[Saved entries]
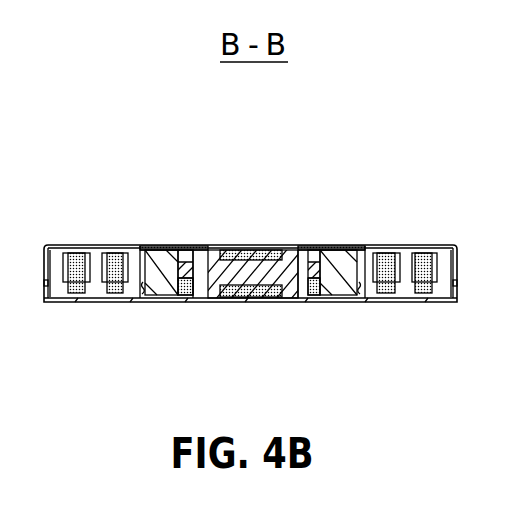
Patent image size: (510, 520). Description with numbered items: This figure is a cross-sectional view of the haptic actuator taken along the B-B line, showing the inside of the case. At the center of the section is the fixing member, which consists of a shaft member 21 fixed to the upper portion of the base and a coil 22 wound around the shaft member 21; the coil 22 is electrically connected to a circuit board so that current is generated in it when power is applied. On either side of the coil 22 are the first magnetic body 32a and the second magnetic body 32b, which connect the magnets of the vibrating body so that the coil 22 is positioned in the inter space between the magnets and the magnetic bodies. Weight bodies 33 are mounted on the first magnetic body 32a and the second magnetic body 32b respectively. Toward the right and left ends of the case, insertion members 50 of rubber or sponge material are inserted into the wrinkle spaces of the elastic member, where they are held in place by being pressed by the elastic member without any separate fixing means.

The shaft member 21 is at (240, 302).
The coil 22 is at (257, 247).
The first magnetic body 32a is at (188, 247).
The second magnetic body 32b is at (320, 247).
The weight body 33 is at (163, 247).
The insertion member 50 is at (118, 247).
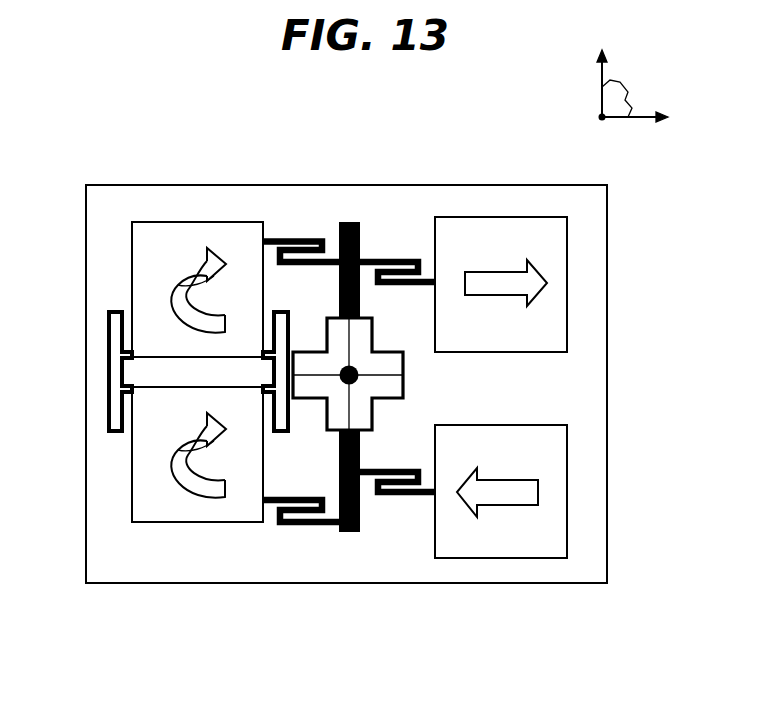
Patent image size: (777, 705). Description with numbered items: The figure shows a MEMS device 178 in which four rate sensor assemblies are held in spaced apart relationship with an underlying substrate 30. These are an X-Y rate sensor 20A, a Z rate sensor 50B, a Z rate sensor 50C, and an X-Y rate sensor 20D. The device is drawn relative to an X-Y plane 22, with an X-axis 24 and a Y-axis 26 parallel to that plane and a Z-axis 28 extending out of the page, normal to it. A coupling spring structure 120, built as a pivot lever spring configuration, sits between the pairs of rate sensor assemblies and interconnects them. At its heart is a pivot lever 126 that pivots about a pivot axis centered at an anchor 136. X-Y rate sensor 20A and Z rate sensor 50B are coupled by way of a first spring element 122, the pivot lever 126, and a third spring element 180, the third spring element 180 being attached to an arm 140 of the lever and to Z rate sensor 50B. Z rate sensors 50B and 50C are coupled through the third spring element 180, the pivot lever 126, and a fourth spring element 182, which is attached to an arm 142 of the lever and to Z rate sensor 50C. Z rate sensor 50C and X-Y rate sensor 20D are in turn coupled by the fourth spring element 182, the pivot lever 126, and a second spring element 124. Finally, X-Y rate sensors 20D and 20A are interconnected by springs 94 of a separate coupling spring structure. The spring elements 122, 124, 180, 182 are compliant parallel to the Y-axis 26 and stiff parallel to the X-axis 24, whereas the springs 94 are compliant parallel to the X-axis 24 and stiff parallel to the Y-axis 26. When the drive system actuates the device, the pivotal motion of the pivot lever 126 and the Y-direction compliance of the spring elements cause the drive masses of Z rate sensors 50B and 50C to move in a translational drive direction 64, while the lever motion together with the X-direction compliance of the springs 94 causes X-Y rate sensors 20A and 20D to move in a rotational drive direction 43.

GIVEN REQUEST: Reproduce every line of the material above word for word, leaving out the pictures.

WRITTEN ANSWER:
Patent image size: (510, 520). Description with numbered items: This figure is a cross-sectional view of the haptic actuator taken along the B-B line, showing the inside of the case. At the center of the section is the fixing member, which consists of a shaft member 21 fixed to the upper portion of the base and a coil 22 wound around the shaft member 21; the coil 22 is electrically connected to a circuit board so that current is generated in it when power is applied. On either side of the coil 22 are the first magnetic body 32a and the second magnetic body 32b, which connect the magnets of the vibrating body so that the coil 22 is positioned in the inter space between the magnets and the magnetic bodies. Weight bodies 33 are mounted on the first magnetic body 32a and the second magnetic body 32b respectively. Toward the right and left ends of the case, insertion members 50 of rubber or sponge material are inserted into the wrinkle spaces of the elastic member, where they are held in place by being pressed by the elastic member without any separate fixing means.

The shaft member 21 is at (240, 302).
The coil 22 is at (257, 247).
The first magnetic body 32a is at (188, 247).
The second magnetic body 32b is at (320, 247).
The weight body 33 is at (163, 247).
The insertion member 50 is at (118, 247).
Patent image size: (777, 705). Description with numbered items: The figure shows a MEMS device 178 in which four rate sensor assemblies are held in spaced apart relationship with an underlying substrate 30. These are an X-Y rate sensor 20A, a Z rate sensor 50B, a Z rate sensor 50C, and an X-Y rate sensor 20D. The device is drawn relative to an X-Y plane 22, with an X-axis 24 and a Y-axis 26 parallel to that plane and a Z-axis 28 extending out of the page, normal to it. A coupling spring structure 120, built as a pivot lever spring configuration, sits between the pairs of rate sensor assemblies and interconnects them. At its heart is a pivot lever 126 that pivots about a pivot axis centered at an anchor 136. X-Y rate sensor 20A and Z rate sensor 50B are coupled by way of a first spring element 122, the pivot lever 126, and a third spring element 180, the third spring element 180 being attached to an arm 140 of the lever and to Z rate sensor 50B. Z rate sensors 50B and 50C are coupled through the third spring element 180, the pivot lever 126, and a fourth spring element 182, which is attached to an arm 142 of the lever and to Z rate sensor 50C. Z rate sensor 50C and X-Y rate sensor 20D are in turn coupled by the fourth spring element 182, the pivot lever 126, and a second spring element 124. Finally, X-Y rate sensors 20D and 20A are interconnected by springs 94 of a separate coupling spring structure. The spring elements 122, 124, 180, 182 are compliant parallel to the Y-axis 26 and stiff parallel to the X-axis 24, whereas the springs 94 are compliant parallel to the X-axis 24 and stiff parallel to the Y-axis 26. When the drive system actuates the device, the pivotal motion of the pivot lever 126 and the Y-direction compliance of the spring elements cause the drive masses of Z rate sensors 50B and 50C to move in a translational drive direction 64, while the lever motion together with the X-direction compliance of the springs 94 causes X-Y rate sensors 20A and 20D to move in a rotational drive direction 43.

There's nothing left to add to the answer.